> [Prompt] All of the data should be output character for character, except the pictures.

>>>>>

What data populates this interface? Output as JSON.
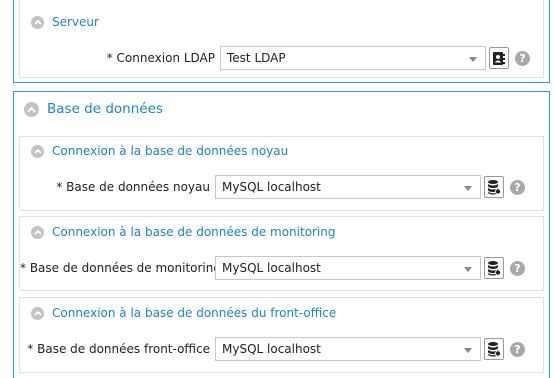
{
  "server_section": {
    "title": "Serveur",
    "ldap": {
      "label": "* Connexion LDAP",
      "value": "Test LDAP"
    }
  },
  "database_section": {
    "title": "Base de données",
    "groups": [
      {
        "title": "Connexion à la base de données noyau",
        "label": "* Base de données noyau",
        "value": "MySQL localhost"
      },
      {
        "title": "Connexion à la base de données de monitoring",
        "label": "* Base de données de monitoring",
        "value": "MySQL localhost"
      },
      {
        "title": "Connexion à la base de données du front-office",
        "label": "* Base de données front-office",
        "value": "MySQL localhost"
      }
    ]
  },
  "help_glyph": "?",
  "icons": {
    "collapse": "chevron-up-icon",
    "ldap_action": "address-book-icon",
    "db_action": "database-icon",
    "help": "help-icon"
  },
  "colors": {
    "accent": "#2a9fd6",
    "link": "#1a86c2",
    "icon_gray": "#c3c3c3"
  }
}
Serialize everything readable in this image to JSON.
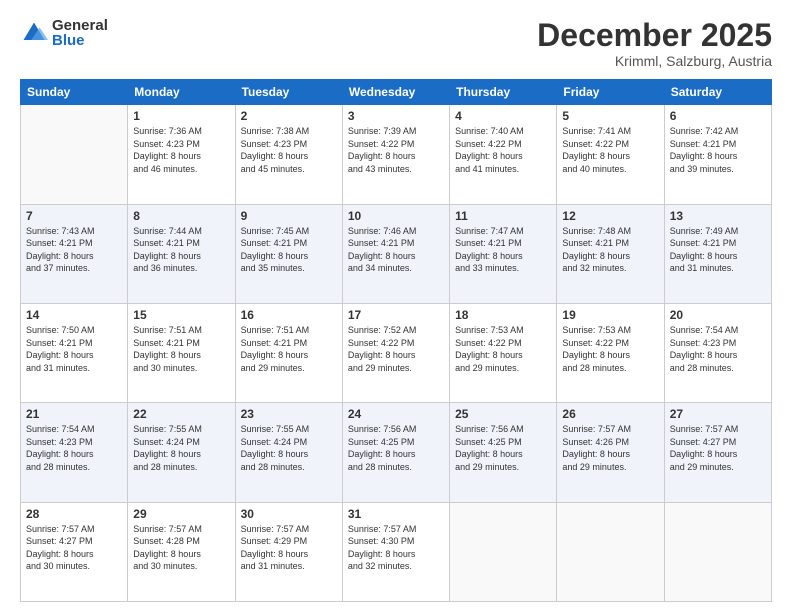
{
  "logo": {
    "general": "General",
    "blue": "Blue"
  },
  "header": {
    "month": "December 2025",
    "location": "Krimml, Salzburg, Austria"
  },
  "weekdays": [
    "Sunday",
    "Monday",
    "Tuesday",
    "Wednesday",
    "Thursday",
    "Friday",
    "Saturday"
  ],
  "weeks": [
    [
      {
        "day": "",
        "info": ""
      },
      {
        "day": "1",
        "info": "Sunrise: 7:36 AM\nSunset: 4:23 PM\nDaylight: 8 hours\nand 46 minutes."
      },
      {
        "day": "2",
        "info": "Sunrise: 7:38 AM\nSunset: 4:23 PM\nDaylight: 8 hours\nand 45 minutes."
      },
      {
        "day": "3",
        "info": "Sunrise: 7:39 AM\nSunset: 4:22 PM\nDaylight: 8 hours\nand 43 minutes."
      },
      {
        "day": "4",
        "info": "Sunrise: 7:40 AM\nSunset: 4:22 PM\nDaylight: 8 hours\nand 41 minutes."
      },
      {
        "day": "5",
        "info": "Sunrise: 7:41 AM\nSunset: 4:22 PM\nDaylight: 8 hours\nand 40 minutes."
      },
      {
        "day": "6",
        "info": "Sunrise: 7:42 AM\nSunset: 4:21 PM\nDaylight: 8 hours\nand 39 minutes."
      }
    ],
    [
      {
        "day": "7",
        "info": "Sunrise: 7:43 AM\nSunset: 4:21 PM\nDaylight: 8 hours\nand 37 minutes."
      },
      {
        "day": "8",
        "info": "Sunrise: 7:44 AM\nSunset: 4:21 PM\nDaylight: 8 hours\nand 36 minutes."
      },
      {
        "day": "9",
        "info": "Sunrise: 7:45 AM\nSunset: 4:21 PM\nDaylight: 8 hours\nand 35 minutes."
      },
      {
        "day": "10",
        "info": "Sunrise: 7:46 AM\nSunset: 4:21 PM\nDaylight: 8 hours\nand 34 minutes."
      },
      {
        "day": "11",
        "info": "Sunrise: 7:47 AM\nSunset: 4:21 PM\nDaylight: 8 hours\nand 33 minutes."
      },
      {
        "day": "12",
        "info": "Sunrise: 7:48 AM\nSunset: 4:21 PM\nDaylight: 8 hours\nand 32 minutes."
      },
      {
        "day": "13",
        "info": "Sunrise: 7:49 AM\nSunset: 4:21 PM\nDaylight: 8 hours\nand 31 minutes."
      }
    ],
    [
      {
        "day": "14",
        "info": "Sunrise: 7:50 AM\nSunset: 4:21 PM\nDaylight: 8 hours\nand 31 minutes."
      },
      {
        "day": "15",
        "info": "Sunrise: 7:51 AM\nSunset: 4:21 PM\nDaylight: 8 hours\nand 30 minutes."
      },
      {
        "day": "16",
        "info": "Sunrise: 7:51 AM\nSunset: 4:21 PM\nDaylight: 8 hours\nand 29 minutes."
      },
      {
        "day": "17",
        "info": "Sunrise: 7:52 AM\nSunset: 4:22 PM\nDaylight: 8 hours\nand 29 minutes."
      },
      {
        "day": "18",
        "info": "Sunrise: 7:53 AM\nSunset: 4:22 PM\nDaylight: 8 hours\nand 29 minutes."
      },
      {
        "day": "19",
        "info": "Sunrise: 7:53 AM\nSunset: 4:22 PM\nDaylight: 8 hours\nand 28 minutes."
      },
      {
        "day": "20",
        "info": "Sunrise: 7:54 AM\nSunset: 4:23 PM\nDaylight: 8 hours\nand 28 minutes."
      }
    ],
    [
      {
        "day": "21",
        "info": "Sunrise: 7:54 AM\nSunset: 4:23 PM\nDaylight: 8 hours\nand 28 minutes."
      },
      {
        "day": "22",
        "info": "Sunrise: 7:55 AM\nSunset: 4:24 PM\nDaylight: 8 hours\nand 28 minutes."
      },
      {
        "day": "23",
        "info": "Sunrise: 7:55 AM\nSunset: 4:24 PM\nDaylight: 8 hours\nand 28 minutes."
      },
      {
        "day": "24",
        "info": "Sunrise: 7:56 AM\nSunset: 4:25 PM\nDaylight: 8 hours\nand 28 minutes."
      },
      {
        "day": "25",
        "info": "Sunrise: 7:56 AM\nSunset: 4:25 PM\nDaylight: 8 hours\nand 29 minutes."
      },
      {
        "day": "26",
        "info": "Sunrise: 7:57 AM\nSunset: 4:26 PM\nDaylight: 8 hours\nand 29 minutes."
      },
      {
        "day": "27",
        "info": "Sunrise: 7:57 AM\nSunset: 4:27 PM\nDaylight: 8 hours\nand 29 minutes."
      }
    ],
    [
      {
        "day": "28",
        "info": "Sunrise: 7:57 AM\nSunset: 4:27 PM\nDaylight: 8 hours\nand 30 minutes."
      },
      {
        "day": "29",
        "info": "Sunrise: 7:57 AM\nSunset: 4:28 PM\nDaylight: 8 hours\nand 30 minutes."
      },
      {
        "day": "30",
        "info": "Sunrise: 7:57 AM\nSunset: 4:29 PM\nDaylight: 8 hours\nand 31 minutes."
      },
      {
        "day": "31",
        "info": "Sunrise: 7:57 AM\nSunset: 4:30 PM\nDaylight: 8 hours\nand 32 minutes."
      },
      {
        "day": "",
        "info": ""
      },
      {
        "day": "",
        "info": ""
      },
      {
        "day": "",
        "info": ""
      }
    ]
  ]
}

<<<<<

> [Response]
What data populates this interface? Output as JSON.
{
  "server_section": {
    "title": "Serveur",
    "ldap": {
      "label": "* Connexion LDAP",
      "value": "Test LDAP"
    }
  },
  "database_section": {
    "title": "Base de données",
    "groups": [
      {
        "title": "Connexion à la base de données noyau",
        "label": "* Base de données noyau",
        "value": "MySQL localhost"
      },
      {
        "title": "Connexion à la base de données de monitoring",
        "label": "* Base de données de monitoring",
        "value": "MySQL localhost"
      },
      {
        "title": "Connexion à la base de données du front-office",
        "label": "* Base de données front-office",
        "value": "MySQL localhost"
      }
    ]
  },
  "help_glyph": "?",
  "icons": {
    "collapse": "chevron-up-icon",
    "ldap_action": "address-book-icon",
    "db_action": "database-icon",
    "help": "help-icon"
  },
  "colors": {
    "accent": "#2a9fd6",
    "link": "#1a86c2",
    "icon_gray": "#c3c3c3"
  }
}
Serialize everything readable in this image to JSON.
{
  "logo": {
    "general": "General",
    "blue": "Blue"
  },
  "header": {
    "month": "December 2025",
    "location": "Krimml, Salzburg, Austria"
  },
  "weekdays": [
    "Sunday",
    "Monday",
    "Tuesday",
    "Wednesday",
    "Thursday",
    "Friday",
    "Saturday"
  ],
  "weeks": [
    [
      {
        "day": "",
        "info": ""
      },
      {
        "day": "1",
        "info": "Sunrise: 7:36 AM\nSunset: 4:23 PM\nDaylight: 8 hours\nand 46 minutes."
      },
      {
        "day": "2",
        "info": "Sunrise: 7:38 AM\nSunset: 4:23 PM\nDaylight: 8 hours\nand 45 minutes."
      },
      {
        "day": "3",
        "info": "Sunrise: 7:39 AM\nSunset: 4:22 PM\nDaylight: 8 hours\nand 43 minutes."
      },
      {
        "day": "4",
        "info": "Sunrise: 7:40 AM\nSunset: 4:22 PM\nDaylight: 8 hours\nand 41 minutes."
      },
      {
        "day": "5",
        "info": "Sunrise: 7:41 AM\nSunset: 4:22 PM\nDaylight: 8 hours\nand 40 minutes."
      },
      {
        "day": "6",
        "info": "Sunrise: 7:42 AM\nSunset: 4:21 PM\nDaylight: 8 hours\nand 39 minutes."
      }
    ],
    [
      {
        "day": "7",
        "info": "Sunrise: 7:43 AM\nSunset: 4:21 PM\nDaylight: 8 hours\nand 37 minutes."
      },
      {
        "day": "8",
        "info": "Sunrise: 7:44 AM\nSunset: 4:21 PM\nDaylight: 8 hours\nand 36 minutes."
      },
      {
        "day": "9",
        "info": "Sunrise: 7:45 AM\nSunset: 4:21 PM\nDaylight: 8 hours\nand 35 minutes."
      },
      {
        "day": "10",
        "info": "Sunrise: 7:46 AM\nSunset: 4:21 PM\nDaylight: 8 hours\nand 34 minutes."
      },
      {
        "day": "11",
        "info": "Sunrise: 7:47 AM\nSunset: 4:21 PM\nDaylight: 8 hours\nand 33 minutes."
      },
      {
        "day": "12",
        "info": "Sunrise: 7:48 AM\nSunset: 4:21 PM\nDaylight: 8 hours\nand 32 minutes."
      },
      {
        "day": "13",
        "info": "Sunrise: 7:49 AM\nSunset: 4:21 PM\nDaylight: 8 hours\nand 31 minutes."
      }
    ],
    [
      {
        "day": "14",
        "info": "Sunrise: 7:50 AM\nSunset: 4:21 PM\nDaylight: 8 hours\nand 31 minutes."
      },
      {
        "day": "15",
        "info": "Sunrise: 7:51 AM\nSunset: 4:21 PM\nDaylight: 8 hours\nand 30 minutes."
      },
      {
        "day": "16",
        "info": "Sunrise: 7:51 AM\nSunset: 4:21 PM\nDaylight: 8 hours\nand 29 minutes."
      },
      {
        "day": "17",
        "info": "Sunrise: 7:52 AM\nSunset: 4:22 PM\nDaylight: 8 hours\nand 29 minutes."
      },
      {
        "day": "18",
        "info": "Sunrise: 7:53 AM\nSunset: 4:22 PM\nDaylight: 8 hours\nand 29 minutes."
      },
      {
        "day": "19",
        "info": "Sunrise: 7:53 AM\nSunset: 4:22 PM\nDaylight: 8 hours\nand 28 minutes."
      },
      {
        "day": "20",
        "info": "Sunrise: 7:54 AM\nSunset: 4:23 PM\nDaylight: 8 hours\nand 28 minutes."
      }
    ],
    [
      {
        "day": "21",
        "info": "Sunrise: 7:54 AM\nSunset: 4:23 PM\nDaylight: 8 hours\nand 28 minutes."
      },
      {
        "day": "22",
        "info": "Sunrise: 7:55 AM\nSunset: 4:24 PM\nDaylight: 8 hours\nand 28 minutes."
      },
      {
        "day": "23",
        "info": "Sunrise: 7:55 AM\nSunset: 4:24 PM\nDaylight: 8 hours\nand 28 minutes."
      },
      {
        "day": "24",
        "info": "Sunrise: 7:56 AM\nSunset: 4:25 PM\nDaylight: 8 hours\nand 28 minutes."
      },
      {
        "day": "25",
        "info": "Sunrise: 7:56 AM\nSunset: 4:25 PM\nDaylight: 8 hours\nand 29 minutes."
      },
      {
        "day": "26",
        "info": "Sunrise: 7:57 AM\nSunset: 4:26 PM\nDaylight: 8 hours\nand 29 minutes."
      },
      {
        "day": "27",
        "info": "Sunrise: 7:57 AM\nSunset: 4:27 PM\nDaylight: 8 hours\nand 29 minutes."
      }
    ],
    [
      {
        "day": "28",
        "info": "Sunrise: 7:57 AM\nSunset: 4:27 PM\nDaylight: 8 hours\nand 30 minutes."
      },
      {
        "day": "29",
        "info": "Sunrise: 7:57 AM\nSunset: 4:28 PM\nDaylight: 8 hours\nand 30 minutes."
      },
      {
        "day": "30",
        "info": "Sunrise: 7:57 AM\nSunset: 4:29 PM\nDaylight: 8 hours\nand 31 minutes."
      },
      {
        "day": "31",
        "info": "Sunrise: 7:57 AM\nSunset: 4:30 PM\nDaylight: 8 hours\nand 32 minutes."
      },
      {
        "day": "",
        "info": ""
      },
      {
        "day": "",
        "info": ""
      },
      {
        "day": "",
        "info": ""
      }
    ]
  ]
}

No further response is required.